[Dataset entries]
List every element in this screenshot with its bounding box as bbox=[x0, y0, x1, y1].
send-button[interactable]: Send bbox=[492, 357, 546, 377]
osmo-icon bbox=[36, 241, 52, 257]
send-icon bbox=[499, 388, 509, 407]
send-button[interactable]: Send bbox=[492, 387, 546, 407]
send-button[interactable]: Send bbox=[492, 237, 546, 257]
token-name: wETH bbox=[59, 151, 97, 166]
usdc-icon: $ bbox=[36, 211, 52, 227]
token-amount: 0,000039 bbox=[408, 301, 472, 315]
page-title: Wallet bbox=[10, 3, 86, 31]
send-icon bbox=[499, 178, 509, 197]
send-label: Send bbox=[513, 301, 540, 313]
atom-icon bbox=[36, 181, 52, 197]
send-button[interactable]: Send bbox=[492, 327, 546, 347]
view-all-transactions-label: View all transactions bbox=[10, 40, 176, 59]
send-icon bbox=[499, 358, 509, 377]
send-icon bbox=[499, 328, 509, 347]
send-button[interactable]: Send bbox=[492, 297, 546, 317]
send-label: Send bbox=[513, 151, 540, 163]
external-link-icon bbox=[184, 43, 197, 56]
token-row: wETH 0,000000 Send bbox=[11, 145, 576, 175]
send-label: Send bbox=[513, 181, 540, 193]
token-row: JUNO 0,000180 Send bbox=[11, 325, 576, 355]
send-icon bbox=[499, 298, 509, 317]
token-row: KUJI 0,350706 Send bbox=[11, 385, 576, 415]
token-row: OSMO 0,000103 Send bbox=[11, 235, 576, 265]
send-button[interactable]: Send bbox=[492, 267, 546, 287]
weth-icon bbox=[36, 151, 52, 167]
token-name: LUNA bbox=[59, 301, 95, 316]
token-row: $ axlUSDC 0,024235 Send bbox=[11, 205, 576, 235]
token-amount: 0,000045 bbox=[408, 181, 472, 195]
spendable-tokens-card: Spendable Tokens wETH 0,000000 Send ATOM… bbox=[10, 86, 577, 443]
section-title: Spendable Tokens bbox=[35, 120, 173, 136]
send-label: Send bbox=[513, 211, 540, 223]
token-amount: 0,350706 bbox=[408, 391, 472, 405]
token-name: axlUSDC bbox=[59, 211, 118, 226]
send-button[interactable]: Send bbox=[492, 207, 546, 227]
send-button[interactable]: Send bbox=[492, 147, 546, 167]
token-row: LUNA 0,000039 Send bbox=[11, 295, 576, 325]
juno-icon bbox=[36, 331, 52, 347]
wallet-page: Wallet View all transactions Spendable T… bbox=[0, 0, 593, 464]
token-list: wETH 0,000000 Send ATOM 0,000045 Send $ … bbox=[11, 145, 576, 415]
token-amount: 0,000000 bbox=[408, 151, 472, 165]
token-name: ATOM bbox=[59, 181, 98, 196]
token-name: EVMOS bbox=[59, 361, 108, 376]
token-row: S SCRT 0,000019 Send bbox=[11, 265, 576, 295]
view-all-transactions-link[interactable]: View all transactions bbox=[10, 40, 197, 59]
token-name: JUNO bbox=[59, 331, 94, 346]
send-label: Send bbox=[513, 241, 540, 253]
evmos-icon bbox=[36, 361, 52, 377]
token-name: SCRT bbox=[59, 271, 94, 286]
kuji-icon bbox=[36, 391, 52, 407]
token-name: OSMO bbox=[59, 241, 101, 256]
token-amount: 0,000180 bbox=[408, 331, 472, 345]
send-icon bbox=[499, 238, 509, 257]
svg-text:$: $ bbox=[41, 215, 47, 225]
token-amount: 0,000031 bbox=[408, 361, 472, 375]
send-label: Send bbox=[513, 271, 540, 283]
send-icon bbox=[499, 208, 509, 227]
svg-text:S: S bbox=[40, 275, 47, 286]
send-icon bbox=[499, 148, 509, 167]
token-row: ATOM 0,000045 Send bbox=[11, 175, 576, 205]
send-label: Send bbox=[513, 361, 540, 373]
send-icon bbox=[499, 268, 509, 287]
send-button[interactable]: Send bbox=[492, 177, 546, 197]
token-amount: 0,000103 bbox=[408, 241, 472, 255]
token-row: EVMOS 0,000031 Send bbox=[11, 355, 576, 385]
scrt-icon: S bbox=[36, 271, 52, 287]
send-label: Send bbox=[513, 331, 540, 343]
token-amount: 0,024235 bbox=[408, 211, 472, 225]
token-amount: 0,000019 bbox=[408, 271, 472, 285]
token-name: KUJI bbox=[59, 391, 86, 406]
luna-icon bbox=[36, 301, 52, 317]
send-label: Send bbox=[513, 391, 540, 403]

[Work instructions]
Reproduce all of the material above line for line, changing nothing.

[Response for this exercise]
List every element in this screenshot with its bounding box as bbox=[x0, y0, x1, y1].
send-button[interactable]: Send bbox=[492, 357, 546, 377]
osmo-icon bbox=[36, 241, 52, 257]
send-icon bbox=[499, 388, 509, 407]
send-button[interactable]: Send bbox=[492, 387, 546, 407]
send-button[interactable]: Send bbox=[492, 237, 546, 257]
token-name: wETH bbox=[59, 151, 97, 166]
usdc-icon: $ bbox=[36, 211, 52, 227]
token-amount: 0,000039 bbox=[408, 301, 472, 315]
page-title: Wallet bbox=[10, 3, 86, 31]
send-icon bbox=[499, 178, 509, 197]
send-label: Send bbox=[513, 301, 540, 313]
atom-icon bbox=[36, 181, 52, 197]
send-button[interactable]: Send bbox=[492, 327, 546, 347]
view-all-transactions-label: View all transactions bbox=[10, 40, 176, 59]
send-icon bbox=[499, 358, 509, 377]
send-icon bbox=[499, 328, 509, 347]
send-button[interactable]: Send bbox=[492, 297, 546, 317]
send-label: Send bbox=[513, 151, 540, 163]
external-link-icon bbox=[184, 43, 197, 56]
token-row: wETH 0,000000 Send bbox=[11, 145, 576, 175]
send-label: Send bbox=[513, 181, 540, 193]
token-row: JUNO 0,000180 Send bbox=[11, 325, 576, 355]
send-icon bbox=[499, 298, 509, 317]
token-row: KUJI 0,350706 Send bbox=[11, 385, 576, 415]
token-row: OSMO 0,000103 Send bbox=[11, 235, 576, 265]
send-button[interactable]: Send bbox=[492, 267, 546, 287]
weth-icon bbox=[36, 151, 52, 167]
token-name: LUNA bbox=[59, 301, 95, 316]
token-row: $ axlUSDC 0,024235 Send bbox=[11, 205, 576, 235]
token-amount: 0,000045 bbox=[408, 181, 472, 195]
spendable-tokens-card: Spendable Tokens wETH 0,000000 Send ATOM… bbox=[10, 86, 577, 443]
section-title: Spendable Tokens bbox=[35, 120, 173, 136]
send-label: Send bbox=[513, 211, 540, 223]
token-amount: 0,350706 bbox=[408, 391, 472, 405]
token-name: axlUSDC bbox=[59, 211, 118, 226]
send-button[interactable]: Send bbox=[492, 207, 546, 227]
send-button[interactable]: Send bbox=[492, 147, 546, 167]
token-row: LUNA 0,000039 Send bbox=[11, 295, 576, 325]
juno-icon bbox=[36, 331, 52, 347]
wallet-page: Wallet View all transactions Spendable T… bbox=[0, 0, 593, 464]
token-list: wETH 0,000000 Send ATOM 0,000045 Send $ … bbox=[11, 145, 576, 415]
token-amount: 0,000000 bbox=[408, 151, 472, 165]
token-name: ATOM bbox=[59, 181, 98, 196]
token-name: EVMOS bbox=[59, 361, 108, 376]
token-row: S SCRT 0,000019 Send bbox=[11, 265, 576, 295]
view-all-transactions-link[interactable]: View all transactions bbox=[10, 40, 197, 59]
token-name: JUNO bbox=[59, 331, 94, 346]
send-label: Send bbox=[513, 241, 540, 253]
evmos-icon bbox=[36, 361, 52, 377]
token-name: SCRT bbox=[59, 271, 94, 286]
kuji-icon bbox=[36, 391, 52, 407]
token-name: OSMO bbox=[59, 241, 101, 256]
token-amount: 0,000180 bbox=[408, 331, 472, 345]
send-icon bbox=[499, 238, 509, 257]
svg-text:$: $ bbox=[41, 215, 47, 225]
token-amount: 0,000031 bbox=[408, 361, 472, 375]
send-label: Send bbox=[513, 271, 540, 283]
send-icon bbox=[499, 208, 509, 227]
svg-text:S: S bbox=[40, 275, 47, 286]
send-icon bbox=[499, 148, 509, 167]
token-row: ATOM 0,000045 Send bbox=[11, 175, 576, 205]
send-label: Send bbox=[513, 361, 540, 373]
send-icon bbox=[499, 268, 509, 287]
send-button[interactable]: Send bbox=[492, 177, 546, 197]
token-amount: 0,000103 bbox=[408, 241, 472, 255]
token-row: EVMOS 0,000031 Send bbox=[11, 355, 576, 385]
scrt-icon: S bbox=[36, 271, 52, 287]
send-label: Send bbox=[513, 331, 540, 343]
token-amount: 0,024235 bbox=[408, 211, 472, 225]
token-amount: 0,000019 bbox=[408, 271, 472, 285]
token-name: KUJI bbox=[59, 391, 86, 406]
luna-icon bbox=[36, 301, 52, 317]
send-label: Send bbox=[513, 391, 540, 403]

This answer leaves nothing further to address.